(Provided data):
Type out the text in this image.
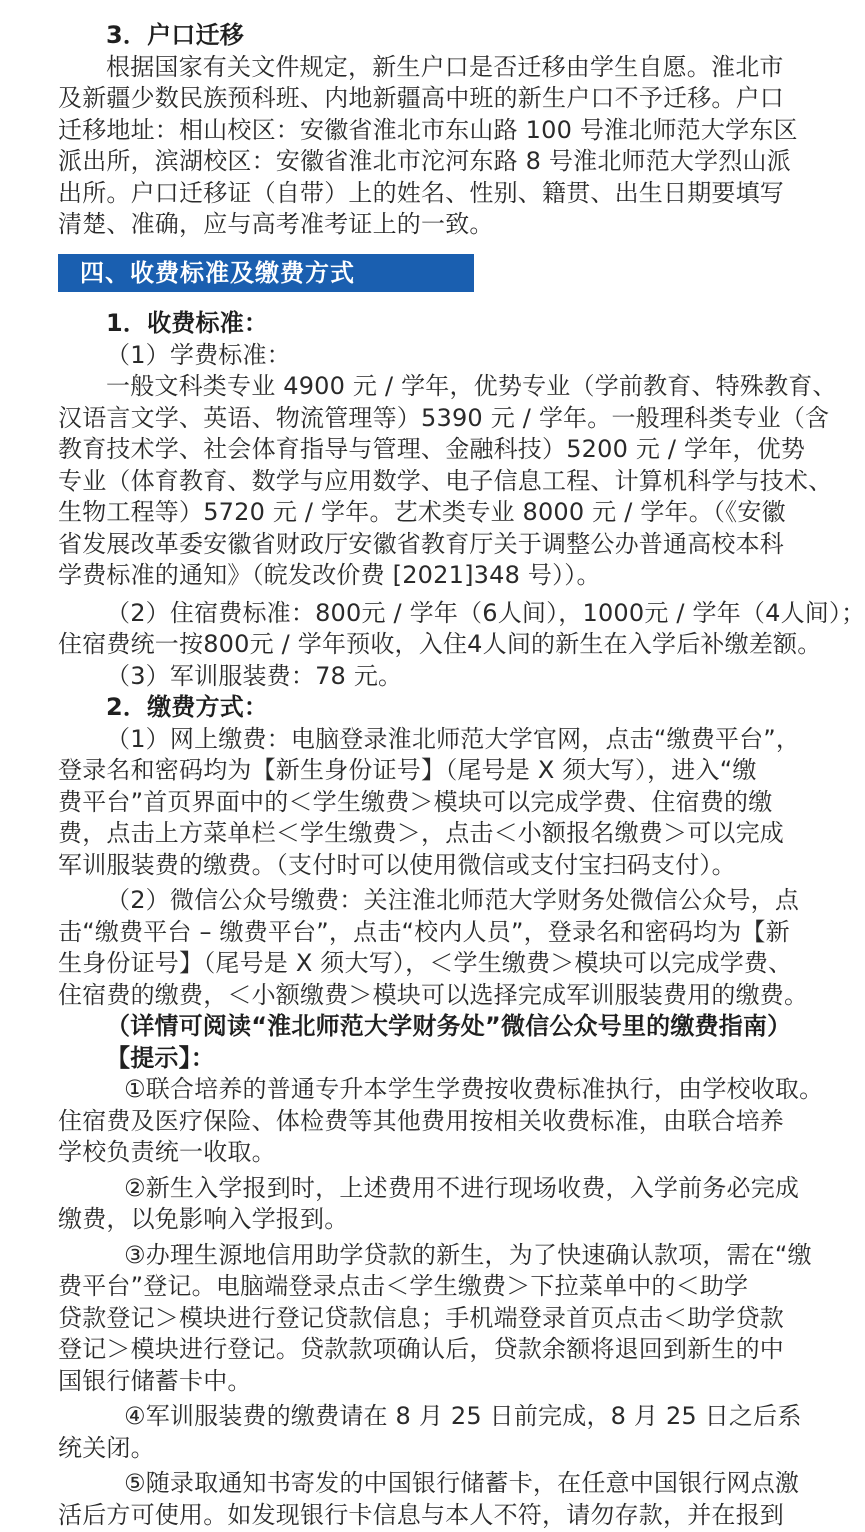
3．户口迁移
根据国家有关文件规定，新生户口是否迁移由学生自愿。淮北市
及新疆少数民族预科班、内地新疆高中班的新生户口不予迁移。户口
迁移地址：相山校区：安徽省淮北市东山路 100 号淮北师范大学东区
派出所，滨湖校区：安徽省淮北市沱河东路 8 号淮北师范大学烈山派
出所。户口迁移证（自带）上的姓名、性别、籍贯、出生日期要填写
清楚、准确，应与高考准考证上的一致。
四、收费标准及缴费方式
1．收费标准：
（1）学费标准：
一般文科类专业 4900 元 / 学年，优势专业（学前教育、特殊教育、
汉语言文学、英语、物流管理等）5390 元 / 学年。一般理科类专业（含
教育技术学、社会体育指导与管理、金融科技）5200 元 / 学年，优势
专业（体育教育、数学与应用数学、电子信息工程、计算机科学与技术、
生物工程等）5720 元 / 学年。艺术类专业 8000 元 / 学年。（《安徽
省发展改革委安徽省财政厅安徽省教育厅关于调整公办普通高校本科
学费标准的通知》（皖发改价费 [2021]348 号））。
（2）住宿费标准：800元 / 学年（6人间），1000元 / 学年（4人间）；
住宿费统一按800元 / 学年预收，入住4人间的新生在入学后补缴差额。
（3）军训服装费：78 元。
2．缴费方式：
（1）网上缴费：电脑登录淮北师范大学官网，点击“缴费平台”，
登录名和密码均为【新生身份证号】（尾号是 X 须大写），进入“缴
费平台”首页界面中的＜学生缴费＞模块可以完成学费、住宿费的缴
费，点击上方菜单栏＜学生缴费＞，点击＜小额报名缴费＞可以完成
军训服装费的缴费。（支付时可以使用微信或支付宝扫码支付）。
（2）微信公众号缴费：关注淮北师范大学财务处微信公众号，点
击“缴费平台 – 缴费平台”，点击“校内人员”，登录名和密码均为【新
生身份证号】（尾号是 X 须大写），＜学生缴费＞模块可以完成学费、
住宿费的缴费，＜小额缴费＞模块可以选择完成军训服装费用的缴费。
（详情可阅读“淮北师范大学财务处”微信公众号里的缴费指南）
【提示】：
①联合培养的普通专升本学生学费按收费标准执行，由学校收取。
住宿费及医疗保险、体检费等其他费用按相关收费标准，由联合培养
学校负责统一收取。
②新生入学报到时，上述费用不进行现场收费，入学前务必完成
缴费，以免影响入学报到。
③办理生源地信用助学贷款的新生，为了快速确认款项，需在“缴
费平台”登记。电脑端登录点击＜学生缴费＞下拉菜单中的＜助学
贷款登记＞模块进行登记贷款信息；手机端登录首页点击＜助学贷款
登记＞模块进行登记。贷款款项确认后，贷款余额将退回到新生的中
国银行储蓄卡中。
④军训服装费的缴费请在 8 月 25 日前完成，8 月 25 日之后系
统关闭。
⑤随录取通知书寄发的中国银行储蓄卡，在任意中国银行网点激
活后方可使用。如发现银行卡信息与本人不符，请勿存款，并在报到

(What to work on):
Pictures in the records above are not copied; print everything else exactly.

(Full output):
Type out the text in this image.
3．户口迁移
根据国家有关文件规定，新生户口是否迁移由学生自愿。淮北市
及新疆少数民族预科班、内地新疆高中班的新生户口不予迁移。户口
迁移地址：相山校区：安徽省淮北市东山路 100 号淮北师范大学东区
派出所，滨湖校区：安徽省淮北市沱河东路 8 号淮北师范大学烈山派
出所。户口迁移证（自带）上的姓名、性别、籍贯、出生日期要填写
清楚、准确，应与高考准考证上的一致。
四、收费标准及缴费方式
1．收费标准：
（1）学费标准：
一般文科类专业 4900 元 / 学年，优势专业（学前教育、特殊教育、
汉语言文学、英语、物流管理等）5390 元 / 学年。一般理科类专业（含
教育技术学、社会体育指导与管理、金融科技）5200 元 / 学年，优势
专业（体育教育、数学与应用数学、电子信息工程、计算机科学与技术、
生物工程等）5720 元 / 学年。艺术类专业 8000 元 / 学年。（《安徽
省发展改革委安徽省财政厅安徽省教育厅关于调整公办普通高校本科
学费标准的通知》（皖发改价费 [2021]348 号））。
（2）住宿费标准：800元 / 学年（6人间），1000元 / 学年（4人间）；
住宿费统一按800元 / 学年预收，入住4人间的新生在入学后补缴差额。
（3）军训服装费：78 元。
2．缴费方式：
（1）网上缴费：电脑登录淮北师范大学官网，点击“缴费平台”，
登录名和密码均为【新生身份证号】（尾号是 X 须大写），进入“缴
费平台”首页界面中的＜学生缴费＞模块可以完成学费、住宿费的缴
费，点击上方菜单栏＜学生缴费＞，点击＜小额报名缴费＞可以完成
军训服装费的缴费。（支付时可以使用微信或支付宝扫码支付）。
（2）微信公众号缴费：关注淮北师范大学财务处微信公众号，点
击“缴费平台 – 缴费平台”，点击“校内人员”，登录名和密码均为【新
生身份证号】（尾号是 X 须大写），＜学生缴费＞模块可以完成学费、
住宿费的缴费，＜小额缴费＞模块可以选择完成军训服装费用的缴费。
（详情可阅读“淮北师范大学财务处”微信公众号里的缴费指南）
【提示】：
①联合培养的普通专升本学生学费按收费标准执行，由学校收取。
住宿费及医疗保险、体检费等其他费用按相关收费标准，由联合培养
学校负责统一收取。
②新生入学报到时，上述费用不进行现场收费，入学前务必完成
缴费，以免影响入学报到。
③办理生源地信用助学贷款的新生，为了快速确认款项，需在“缴
费平台”登记。电脑端登录点击＜学生缴费＞下拉菜单中的＜助学
贷款登记＞模块进行登记贷款信息；手机端登录首页点击＜助学贷款
登记＞模块进行登记。贷款款项确认后，贷款余额将退回到新生的中
国银行储蓄卡中。
④军训服装费的缴费请在 8 月 25 日前完成，8 月 25 日之后系
统关闭。
⑤随录取通知书寄发的中国银行储蓄卡，在任意中国银行网点激
活后方可使用。如发现银行卡信息与本人不符，请勿存款，并在报到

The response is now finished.